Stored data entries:
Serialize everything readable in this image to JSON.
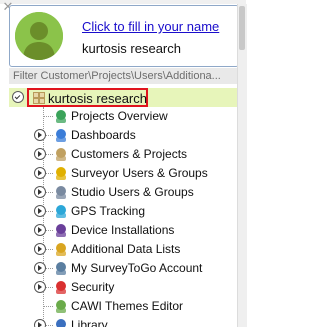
{
  "close_glyph": "✕",
  "profile": {
    "fill_link": "Click to fill in your name",
    "account_name": "kurtosis research"
  },
  "filter": {
    "text": "Filter Customer\\Projects\\Users\\Additiona..."
  },
  "tree": {
    "root": {
      "label": "kurtosis research",
      "icon": "org-grid-icon",
      "expanded": true
    },
    "items": [
      {
        "label": "Projects Overview",
        "icon": "projects-overview-icon",
        "color": "#3aa35a",
        "expandable": false
      },
      {
        "label": "Dashboards",
        "icon": "dashboards-icon",
        "color": "#3b7dd8",
        "expandable": true
      },
      {
        "label": "Customers & Projects",
        "icon": "customers-projects-icon",
        "color": "#c0a060",
        "expandable": true
      },
      {
        "label": "Surveyor Users & Groups",
        "icon": "surveyor-users-icon",
        "color": "#e0b000",
        "expandable": true
      },
      {
        "label": "Studio Users & Groups",
        "icon": "studio-users-icon",
        "color": "#7a8aa0",
        "expandable": true
      },
      {
        "label": "GPS Tracking",
        "icon": "gps-tracking-icon",
        "color": "#2ca7d8",
        "expandable": true
      },
      {
        "label": "Device Installations",
        "icon": "device-installations-icon",
        "color": "#6a3f9a",
        "expandable": true
      },
      {
        "label": "Additional Data Lists",
        "icon": "data-lists-icon",
        "color": "#d9a520",
        "expandable": true
      },
      {
        "label": "My SurveyToGo Account",
        "icon": "account-icon",
        "color": "#5a7ea0",
        "expandable": true
      },
      {
        "label": "Security",
        "icon": "security-icon",
        "color": "#d93030",
        "expandable": true
      },
      {
        "label": "CAWI Themes Editor",
        "icon": "themes-editor-icon",
        "color": "#6aab4a",
        "expandable": false
      },
      {
        "label": "Library",
        "icon": "library-icon",
        "color": "#3a6fbf",
        "expandable": true
      }
    ]
  }
}
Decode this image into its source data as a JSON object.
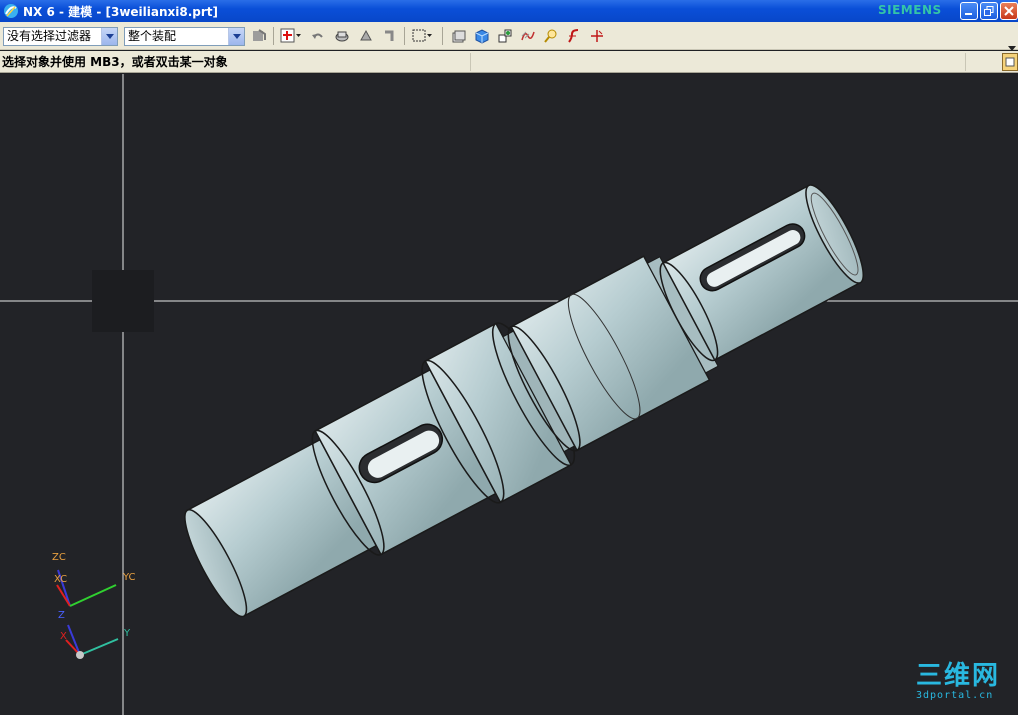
{
  "window": {
    "title": "NX 6 - 建模 - [3weilianxi8.prt]",
    "brand": "SIEMENS"
  },
  "toolbar": {
    "filter_select": "没有选择过滤器",
    "scope_select": "整个装配"
  },
  "status": {
    "prompt": "选择对象并使用 MB3，或者双击某一对象"
  },
  "triads": {
    "wcs": {
      "z": "ZC",
      "x": "XC",
      "y": "YC"
    },
    "absolute": {
      "z": "Z",
      "x": "X",
      "y": "Y"
    }
  },
  "watermark": {
    "main": "三维网",
    "sub": "3dportal.cn"
  },
  "colors": {
    "titlebar": "#0a4fd8",
    "brand": "#34c4a8",
    "viewport_bg": "#222327",
    "shaft": "#b7cdd1",
    "watermark": "#29b8e0"
  }
}
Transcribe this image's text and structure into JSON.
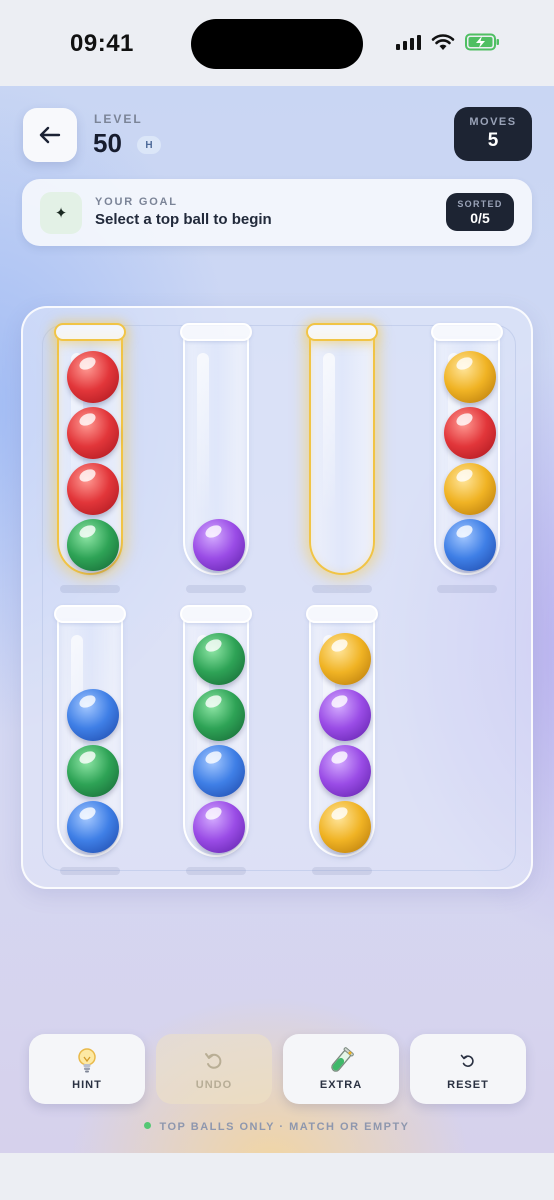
{
  "status": {
    "time": "09:41"
  },
  "header": {
    "level_label": "LEVEL",
    "level_number": "50",
    "difficulty_badge": "H",
    "moves_label": "MOVES",
    "moves_value": "5"
  },
  "goal": {
    "label": "YOUR GOAL",
    "text": "Select a top ball to begin",
    "icon": "sparkle-icon",
    "sorted_label": "SORTED",
    "sorted_value": "0/5"
  },
  "board": {
    "ball_order": "top to bottom",
    "tubes": [
      {
        "balls": [
          "red",
          "red",
          "red",
          "green"
        ],
        "highlighted": true
      },
      {
        "balls": [
          "purple"
        ],
        "highlighted": false
      },
      {
        "balls": [],
        "highlighted": true
      },
      {
        "balls": [
          "yellow",
          "red",
          "yellow",
          "blue"
        ],
        "highlighted": false
      },
      {
        "balls": [
          "blue",
          "green",
          "blue"
        ],
        "highlighted": false
      },
      {
        "balls": [
          "green",
          "green",
          "blue",
          "purple"
        ],
        "highlighted": false
      },
      {
        "balls": [
          "yellow",
          "purple",
          "purple",
          "yellow"
        ],
        "highlighted": false
      }
    ]
  },
  "colors": {
    "red": "#e2363a",
    "green": "#2ea356",
    "yellow": "#f0b324",
    "blue": "#3f7fe6",
    "purple": "#9a4ce6",
    "selection_glow": "#f1c445",
    "dark_panel": "#1d2433"
  },
  "controls": [
    {
      "label": "HINT",
      "icon": "lightbulb-icon",
      "enabled": true
    },
    {
      "label": "UNDO",
      "icon": "undo-icon",
      "enabled": false
    },
    {
      "label": "EXTRA",
      "icon": "test-tube-icon",
      "enabled": true
    },
    {
      "label": "RESET",
      "icon": "reset-icon",
      "enabled": true
    }
  ],
  "footer_hint": "TOP BALLS ONLY · MATCH OR EMPTY"
}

Exercise ▸ Copy each line of the records that contains the word "research".

Full output ▸
    "account_name": "kurtosis research"
      "label": "kurtosis research",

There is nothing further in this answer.